[Records for this exercise]
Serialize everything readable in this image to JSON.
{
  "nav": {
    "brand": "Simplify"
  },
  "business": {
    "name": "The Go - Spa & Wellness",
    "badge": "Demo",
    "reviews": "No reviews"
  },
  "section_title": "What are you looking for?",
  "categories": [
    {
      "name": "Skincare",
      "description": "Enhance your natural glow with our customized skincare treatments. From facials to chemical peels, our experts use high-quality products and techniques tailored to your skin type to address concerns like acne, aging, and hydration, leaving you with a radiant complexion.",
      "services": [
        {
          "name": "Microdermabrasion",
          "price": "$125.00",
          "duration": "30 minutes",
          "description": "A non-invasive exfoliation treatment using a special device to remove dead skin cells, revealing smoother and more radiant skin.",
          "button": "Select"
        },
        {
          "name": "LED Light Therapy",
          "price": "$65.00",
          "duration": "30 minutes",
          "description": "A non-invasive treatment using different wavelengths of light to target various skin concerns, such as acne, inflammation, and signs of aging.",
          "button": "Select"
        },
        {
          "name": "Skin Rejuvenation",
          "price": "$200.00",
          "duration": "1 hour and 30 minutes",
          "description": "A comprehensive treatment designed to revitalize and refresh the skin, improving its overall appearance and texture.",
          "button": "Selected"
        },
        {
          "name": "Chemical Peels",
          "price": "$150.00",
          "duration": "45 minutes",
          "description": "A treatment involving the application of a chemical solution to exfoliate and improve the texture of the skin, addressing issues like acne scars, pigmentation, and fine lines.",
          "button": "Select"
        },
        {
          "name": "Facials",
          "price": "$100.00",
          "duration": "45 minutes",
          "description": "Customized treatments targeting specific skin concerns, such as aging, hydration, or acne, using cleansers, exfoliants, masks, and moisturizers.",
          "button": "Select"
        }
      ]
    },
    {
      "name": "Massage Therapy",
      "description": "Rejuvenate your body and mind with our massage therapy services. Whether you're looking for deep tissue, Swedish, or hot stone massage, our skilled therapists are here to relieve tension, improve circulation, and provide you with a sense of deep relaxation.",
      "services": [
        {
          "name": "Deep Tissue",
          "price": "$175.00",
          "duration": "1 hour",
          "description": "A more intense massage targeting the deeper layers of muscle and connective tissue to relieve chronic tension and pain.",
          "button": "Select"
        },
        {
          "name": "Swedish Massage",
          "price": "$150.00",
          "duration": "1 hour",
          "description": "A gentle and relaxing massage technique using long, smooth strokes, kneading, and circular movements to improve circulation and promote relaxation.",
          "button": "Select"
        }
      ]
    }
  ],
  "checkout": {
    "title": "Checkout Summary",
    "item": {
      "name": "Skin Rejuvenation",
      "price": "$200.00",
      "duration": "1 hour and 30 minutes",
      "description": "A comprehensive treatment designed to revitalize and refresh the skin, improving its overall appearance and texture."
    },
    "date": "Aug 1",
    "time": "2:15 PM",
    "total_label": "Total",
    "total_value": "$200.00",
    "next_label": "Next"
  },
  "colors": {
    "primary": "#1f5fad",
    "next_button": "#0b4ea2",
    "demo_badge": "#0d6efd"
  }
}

[Goal of the exercise] Going line by line, repeat the whole listing exactly.

[Response area]
Serialize everything readable in this image to JSON.
{
  "nav": {
    "brand": "Simplify"
  },
  "business": {
    "name": "The Go - Spa & Wellness",
    "badge": "Demo",
    "reviews": "No reviews"
  },
  "section_title": "What are you looking for?",
  "categories": [
    {
      "name": "Skincare",
      "description": "Enhance your natural glow with our customized skincare treatments. From facials to chemical peels, our experts use high-quality products and techniques tailored to your skin type to address concerns like acne, aging, and hydration, leaving you with a radiant complexion.",
      "services": [
        {
          "name": "Microdermabrasion",
          "price": "$125.00",
          "duration": "30 minutes",
          "description": "A non-invasive exfoliation treatment using a special device to remove dead skin cells, revealing smoother and more radiant skin.",
          "button": "Select"
        },
        {
          "name": "LED Light Therapy",
          "price": "$65.00",
          "duration": "30 minutes",
          "description": "A non-invasive treatment using different wavelengths of light to target various skin concerns, such as acne, inflammation, and signs of aging.",
          "button": "Select"
        },
        {
          "name": "Skin Rejuvenation",
          "price": "$200.00",
          "duration": "1 hour and 30 minutes",
          "description": "A comprehensive treatment designed to revitalize and refresh the skin, improving its overall appearance and texture.",
          "button": "Selected"
        },
        {
          "name": "Chemical Peels",
          "price": "$150.00",
          "duration": "45 minutes",
          "description": "A treatment involving the application of a chemical solution to exfoliate and improve the texture of the skin, addressing issues like acne scars, pigmentation, and fine lines.",
          "button": "Select"
        },
        {
          "name": "Facials",
          "price": "$100.00",
          "duration": "45 minutes",
          "description": "Customized treatments targeting specific skin concerns, such as aging, hydration, or acne, using cleansers, exfoliants, masks, and moisturizers.",
          "button": "Select"
        }
      ]
    },
    {
      "name": "Massage Therapy",
      "description": "Rejuvenate your body and mind with our massage therapy services. Whether you're looking for deep tissue, Swedish, or hot stone massage, our skilled therapists are here to relieve tension, improve circulation, and provide you with a sense of deep relaxation.",
      "services": [
        {
          "name": "Deep Tissue",
          "price": "$175.00",
          "duration": "1 hour",
          "description": "A more intense massage targeting the deeper layers of muscle and connective tissue to relieve chronic tension and pain.",
          "button": "Select"
        },
        {
          "name": "Swedish Massage",
          "price": "$150.00",
          "duration": "1 hour",
          "description": "A gentle and relaxing massage technique using long, smooth strokes, kneading, and circular movements to improve circulation and promote relaxation.",
          "button": "Select"
        }
      ]
    }
  ],
  "checkout": {
    "title": "Checkout Summary",
    "item": {
      "name": "Skin Rejuvenation",
      "price": "$200.00",
      "duration": "1 hour and 30 minutes",
      "description": "A comprehensive treatment designed to revitalize and refresh the skin, improving its overall appearance and texture."
    },
    "date": "Aug 1",
    "time": "2:15 PM",
    "total_label": "Total",
    "total_value": "$200.00",
    "next_label": "Next"
  },
  "colors": {
    "primary": "#1f5fad",
    "next_button": "#0b4ea2",
    "demo_badge": "#0d6efd"
  }
}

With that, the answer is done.